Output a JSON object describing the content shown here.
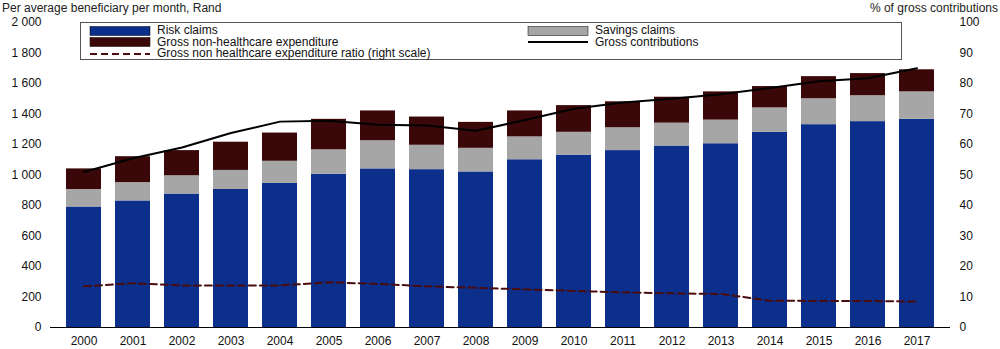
{
  "chart_data": {
    "type": "bar",
    "stacked": true,
    "legend": "top",
    "grid": false,
    "y_label": "Per average beneficiary per month, Rand",
    "y2_label": "% of gross contributions",
    "categories": [
      "2000",
      "2001",
      "2002",
      "2003",
      "2004",
      "2005",
      "2006",
      "2007",
      "2008",
      "2009",
      "2010",
      "2011",
      "2012",
      "2013",
      "2014",
      "2015",
      "2016",
      "2017"
    ],
    "ylim": [
      0,
      2000
    ],
    "yticks": [
      0,
      200,
      400,
      600,
      800,
      {
        "value": 1000,
        "label": "1 000"
      },
      {
        "value": 1200,
        "label": "1 200"
      },
      {
        "value": 1400,
        "label": "1 400"
      },
      {
        "value": 1600,
        "label": "1 600"
      },
      {
        "value": 1800,
        "label": "1 800"
      },
      {
        "value": 2000,
        "label": "2 000"
      }
    ],
    "y2lim": [
      0,
      100
    ],
    "y2ticks": [
      0,
      10,
      20,
      30,
      40,
      50,
      60,
      70,
      80,
      90,
      100
    ],
    "series": [
      {
        "name": "Risk claims",
        "type": "bar",
        "color": "#0d2f8c",
        "values": [
          790,
          830,
          875,
          905,
          945,
          1005,
          1040,
          1035,
          1020,
          1100,
          1130,
          1160,
          1190,
          1205,
          1280,
          1330,
          1350,
          1365
        ]
      },
      {
        "name": "Savings claims",
        "type": "bar",
        "color": "#a6a6a6",
        "values": [
          115,
          120,
          120,
          125,
          145,
          160,
          185,
          160,
          155,
          150,
          150,
          150,
          150,
          155,
          160,
          170,
          170,
          180
        ]
      },
      {
        "name": "Gross non-healthcare expenditure",
        "type": "bar",
        "color": "#3a0808",
        "values": [
          135,
          170,
          165,
          185,
          185,
          200,
          195,
          185,
          170,
          170,
          175,
          170,
          170,
          185,
          140,
          145,
          145,
          145
        ]
      },
      {
        "name": "Gross contributions",
        "type": "line",
        "color": "#000000",
        "line_style": "solid",
        "values": [
          1020,
          1110,
          1180,
          1275,
          1350,
          1355,
          1330,
          1325,
          1290,
          1360,
          1435,
          1475,
          1500,
          1530,
          1570,
          1615,
          1635,
          1700
        ]
      },
      {
        "name": "Gross non healthcare expenditure ratio (right scale)",
        "type": "line",
        "axis": "y2",
        "color": "#4a0c0c",
        "line_style": "dashed",
        "values": [
          13.5,
          14.5,
          13.8,
          13.8,
          13.8,
          14.8,
          14.3,
          13.5,
          13.0,
          12.5,
          12.0,
          11.5,
          11.2,
          11.0,
          8.8,
          8.7,
          8.7,
          8.5
        ]
      }
    ]
  }
}
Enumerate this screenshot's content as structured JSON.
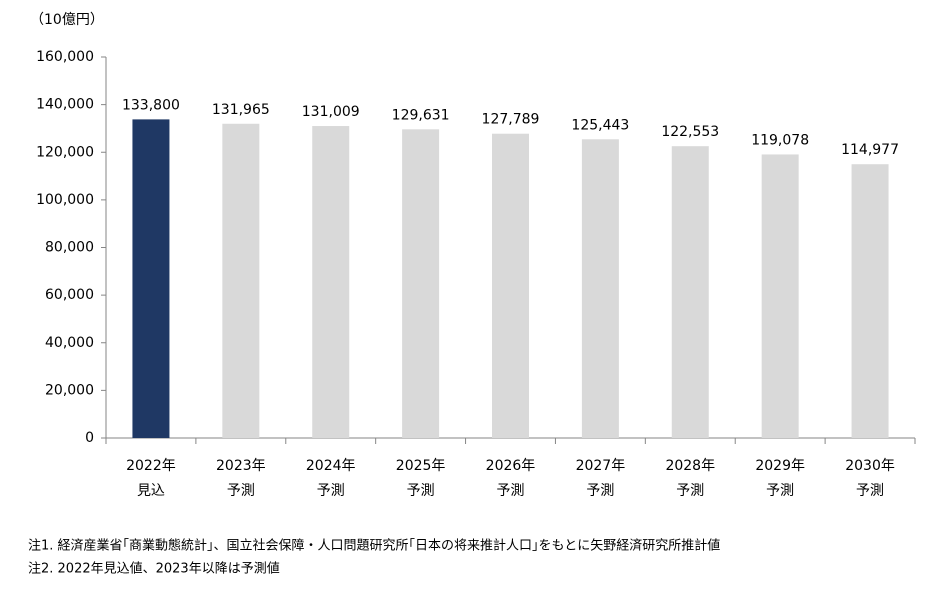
{
  "chart_data": {
    "type": "bar",
    "unit_label": "（10億円）",
    "categories": [
      [
        "2022年",
        "見込"
      ],
      [
        "2023年",
        "予測"
      ],
      [
        "2024年",
        "予測"
      ],
      [
        "2025年",
        "予測"
      ],
      [
        "2026年",
        "予測"
      ],
      [
        "2027年",
        "予測"
      ],
      [
        "2028年",
        "予測"
      ],
      [
        "2029年",
        "予測"
      ],
      [
        "2030年",
        "予測"
      ]
    ],
    "values": [
      133800,
      131965,
      131009,
      129631,
      127789,
      125443,
      122553,
      119078,
      114977
    ],
    "value_labels": [
      "133,800",
      "131,965",
      "131,009",
      "129,631",
      "127,789",
      "125,443",
      "122,553",
      "119,078",
      "114,977"
    ],
    "colors": [
      "#1f3864",
      "#d9d9d9",
      "#d9d9d9",
      "#d9d9d9",
      "#d9d9d9",
      "#d9d9d9",
      "#d9d9d9",
      "#d9d9d9",
      "#d9d9d9"
    ],
    "ylim": [
      0,
      160000
    ],
    "yticks": [
      0,
      {
        "value": 20000,
        "label": "20,000"
      },
      {
        "value": 40000,
        "label": "40,000"
      },
      {
        "value": 60000,
        "label": "60,000"
      },
      {
        "value": 80000,
        "label": "80,000"
      },
      {
        "value": 100000,
        "label": "100,000"
      },
      {
        "value": 120000,
        "label": "120,000"
      },
      {
        "value": 140000,
        "label": "140,000"
      },
      {
        "value": 160000,
        "label": "160,000"
      }
    ],
    "grid": false,
    "notes": [
      "注1. 経済産業省｢商業動態統計｣、国立社会保障・人口問題研究所｢日本の将来推計人口｣をもとに矢野経済研究所推計値",
      "注2. 2022年見込値、2023年以降は予測値"
    ]
  }
}
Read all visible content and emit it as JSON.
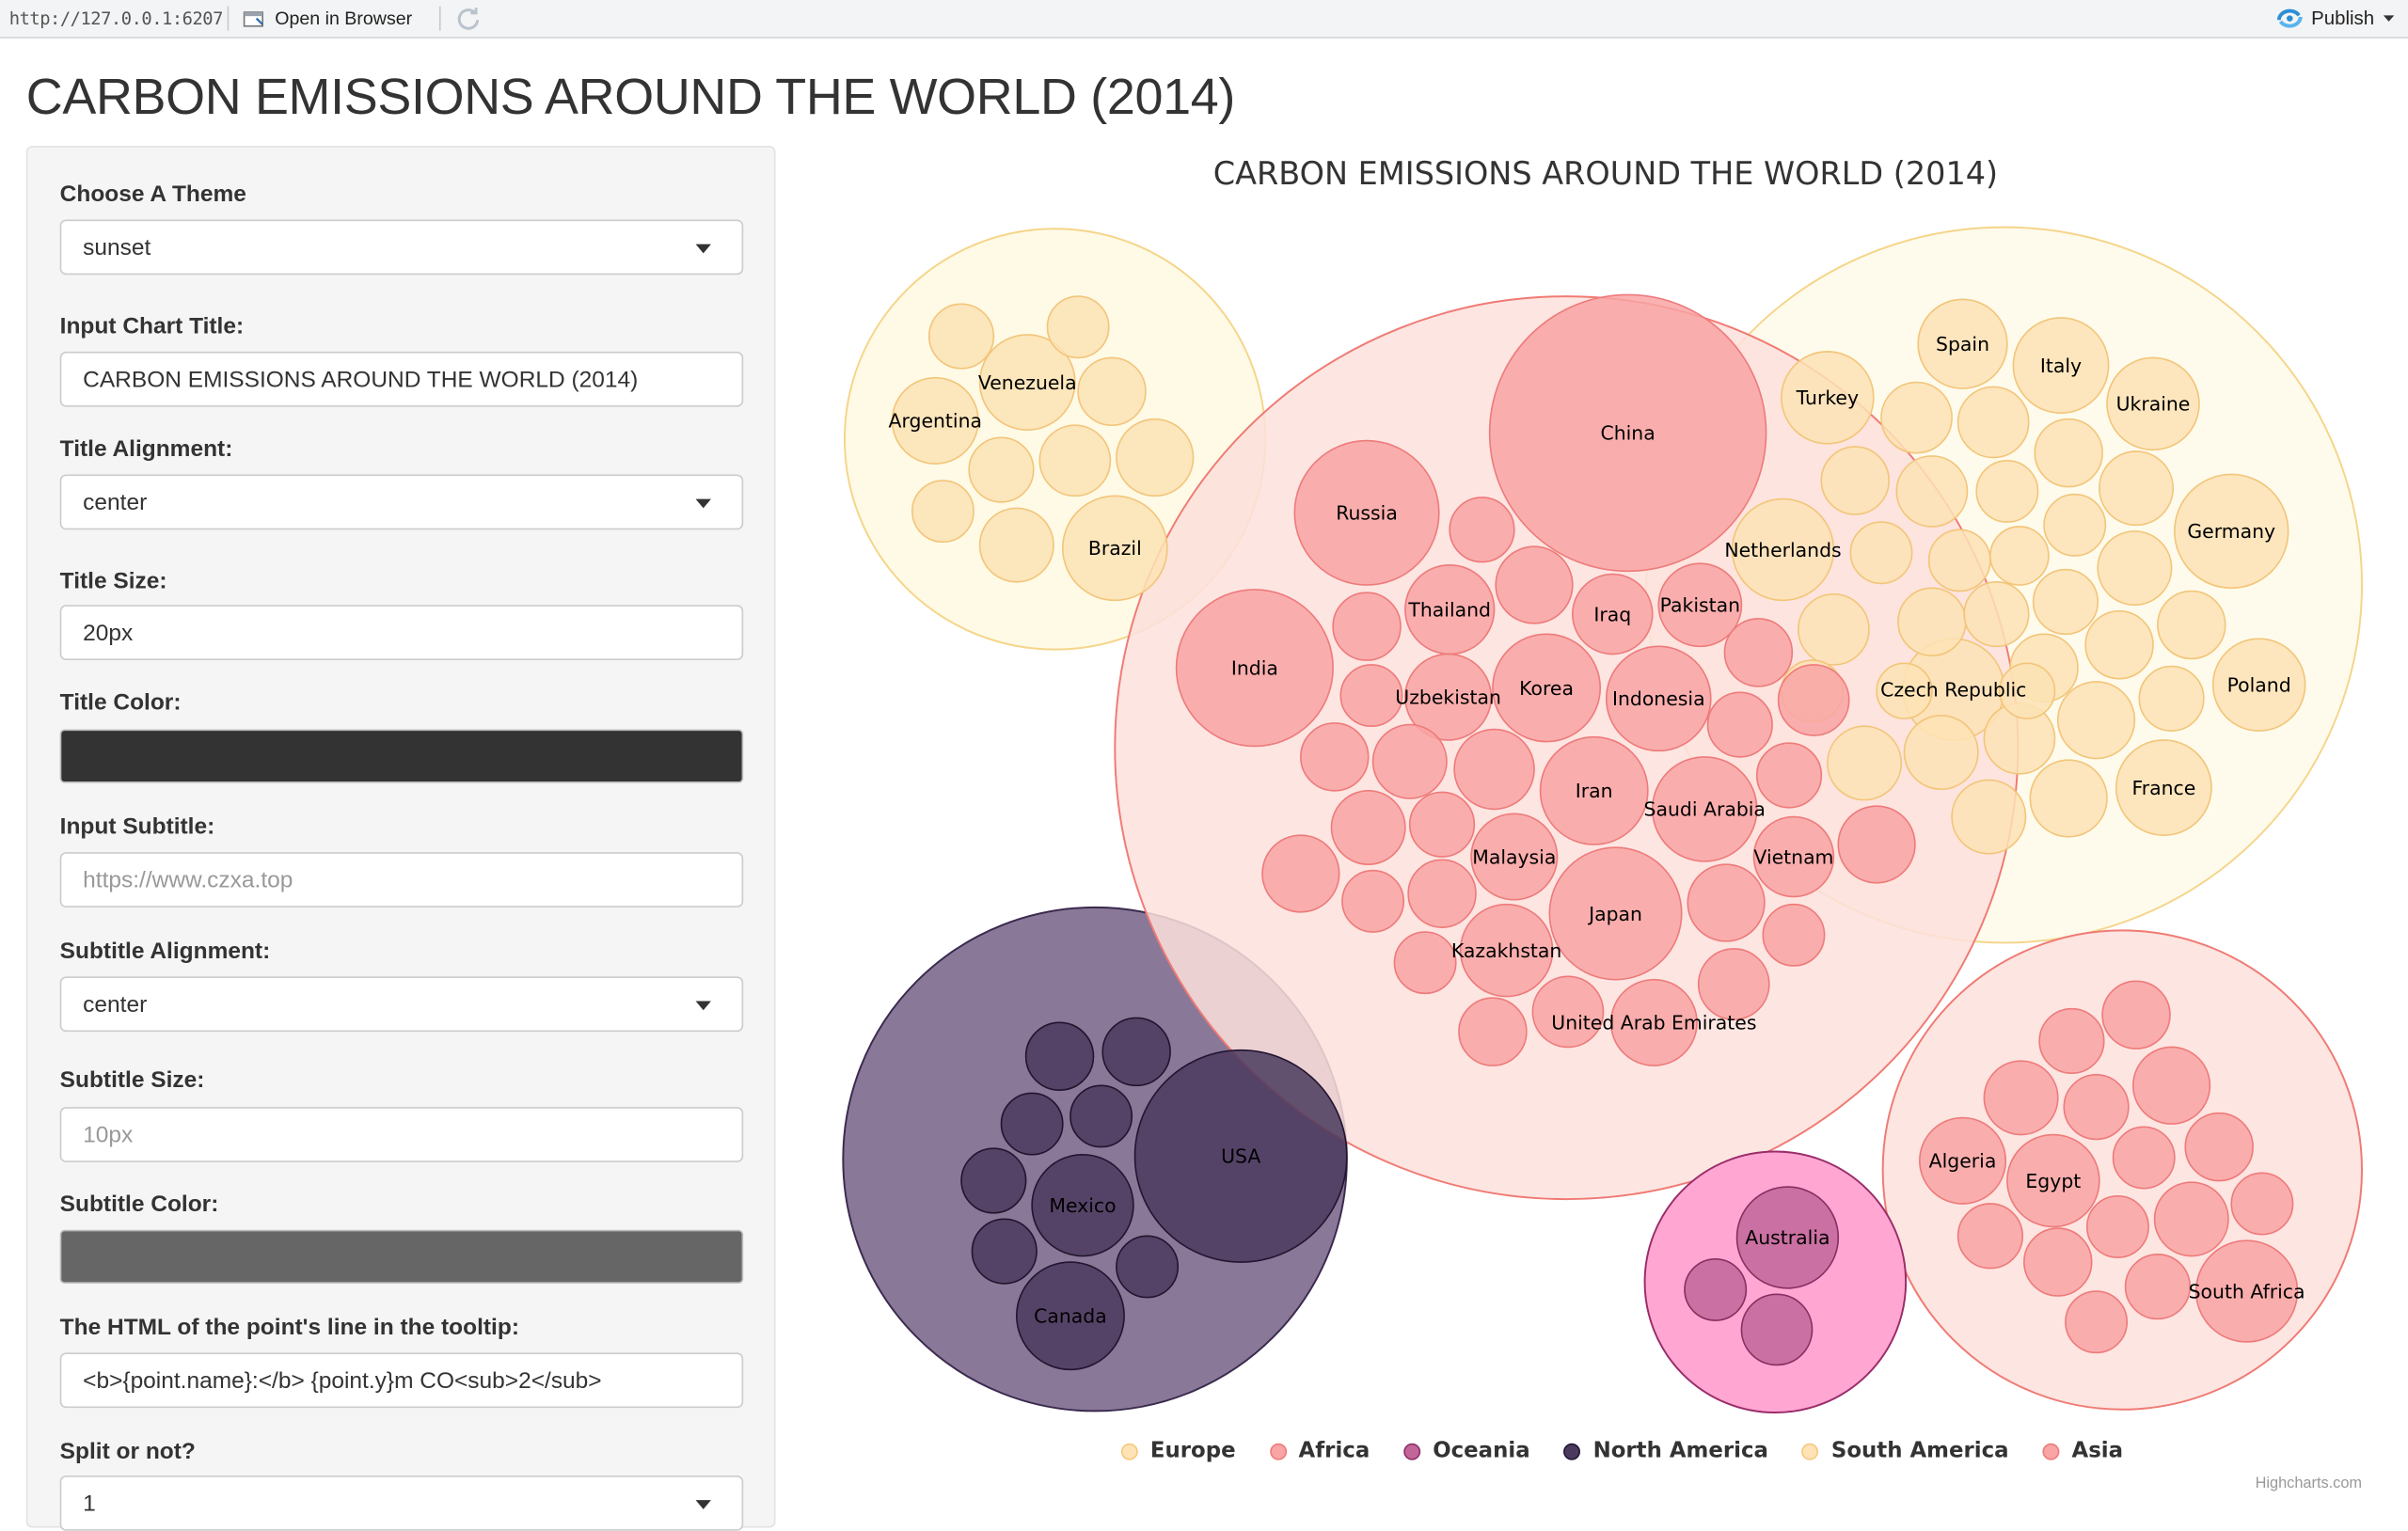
{
  "toolbar": {
    "url": "http://127.0.0.1:6207",
    "open_in_browser": "Open in Browser",
    "publish": "Publish"
  },
  "page_title": "CARBON EMISSIONS AROUND THE WORLD (2014)",
  "sidebar": {
    "theme_label": "Choose A Theme",
    "theme_value": "sunset",
    "chart_title_label": "Input Chart Title:",
    "chart_title_value": "CARBON EMISSIONS AROUND THE WORLD (2014)",
    "title_align_label": "Title Alignment:",
    "title_align_value": "center",
    "title_size_label": "Title Size:",
    "title_size_value": "20px",
    "title_color_label": "Title Color:",
    "title_color_value": "#333333",
    "subtitle_label": "Input Subtitle:",
    "subtitle_placeholder": "https://www.czxa.top",
    "subtitle_align_label": "Subtitle Alignment:",
    "subtitle_align_value": "center",
    "subtitle_size_label": "Subtitle Size:",
    "subtitle_size_placeholder": "10px",
    "subtitle_color_label": "Subtitle Color:",
    "subtitle_color_value": "#666666",
    "tooltip_label": "The HTML of the point's line in the tooltip:",
    "tooltip_value": "<b>{point.name}:</b> {point.y}m CO<sub>2</sub>",
    "split_label": "Split or not?",
    "split_value": "1"
  },
  "chart": {
    "title": "CARBON EMISSIONS AROUND THE WORLD (2014)",
    "credits": "Highcharts.com"
  },
  "chart_data": {
    "type": "packedbubble",
    "title": "CARBON EMISSIONS AROUND THE WORLD (2014)",
    "legend_position": "bottom-center",
    "series": [
      {
        "name": "Europe",
        "color": "#fde3b5",
        "labeled_points": [
          "Spain",
          "Italy",
          "Turkey",
          "Ukraine",
          "Germany",
          "Netherlands",
          "Czech Republic",
          "Poland",
          "France"
        ],
        "unlabeled_point_count": 38
      },
      {
        "name": "Africa",
        "color": "#f9a5a5",
        "labeled_points": [
          "Algeria",
          "Egypt",
          "South Africa"
        ],
        "unlabeled_point_count": 17
      },
      {
        "name": "Oceania",
        "color": "#c2669a",
        "labeled_points": [
          "Australia"
        ],
        "unlabeled_point_count": 2
      },
      {
        "name": "North America",
        "color": "#4a3a5e",
        "labeled_points": [
          "USA",
          "Mexico",
          "Canada"
        ],
        "unlabeled_point_count": 8
      },
      {
        "name": "South America",
        "color": "#fde3b5",
        "labeled_points": [
          "Argentina",
          "Venezuela",
          "Brazil"
        ],
        "unlabeled_point_count": 9
      },
      {
        "name": "Asia",
        "color": "#f9a5a5",
        "labeled_points": [
          "China",
          "Russia",
          "India",
          "Thailand",
          "Iraq",
          "Pakistan",
          "Uzbekistan",
          "Korea",
          "Indonesia",
          "Iran",
          "Saudi Arabia",
          "Malaysia",
          "Vietnam",
          "Japan",
          "Kazakhstan",
          "United Arab Emirates"
        ],
        "unlabeled_point_count": 32
      }
    ]
  },
  "colors": {
    "europe_fill": "#fde3b5",
    "asia_fill": "#f9a5a5",
    "north_america_fill": "#4a3a5e",
    "oceania_fill": "#c2669a",
    "publish_icon": "#2c8fd6"
  },
  "icons": {
    "open": "browser-window-icon",
    "refresh": "refresh-icon",
    "publish": "publish-icon"
  }
}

§ §

* Work instructions:
Show the lines of the records that include the string "center".

* Answer below:
    "title_align_value": "center",
    "subtitle_align_value": "center",
    "legend_position": "bottom-center",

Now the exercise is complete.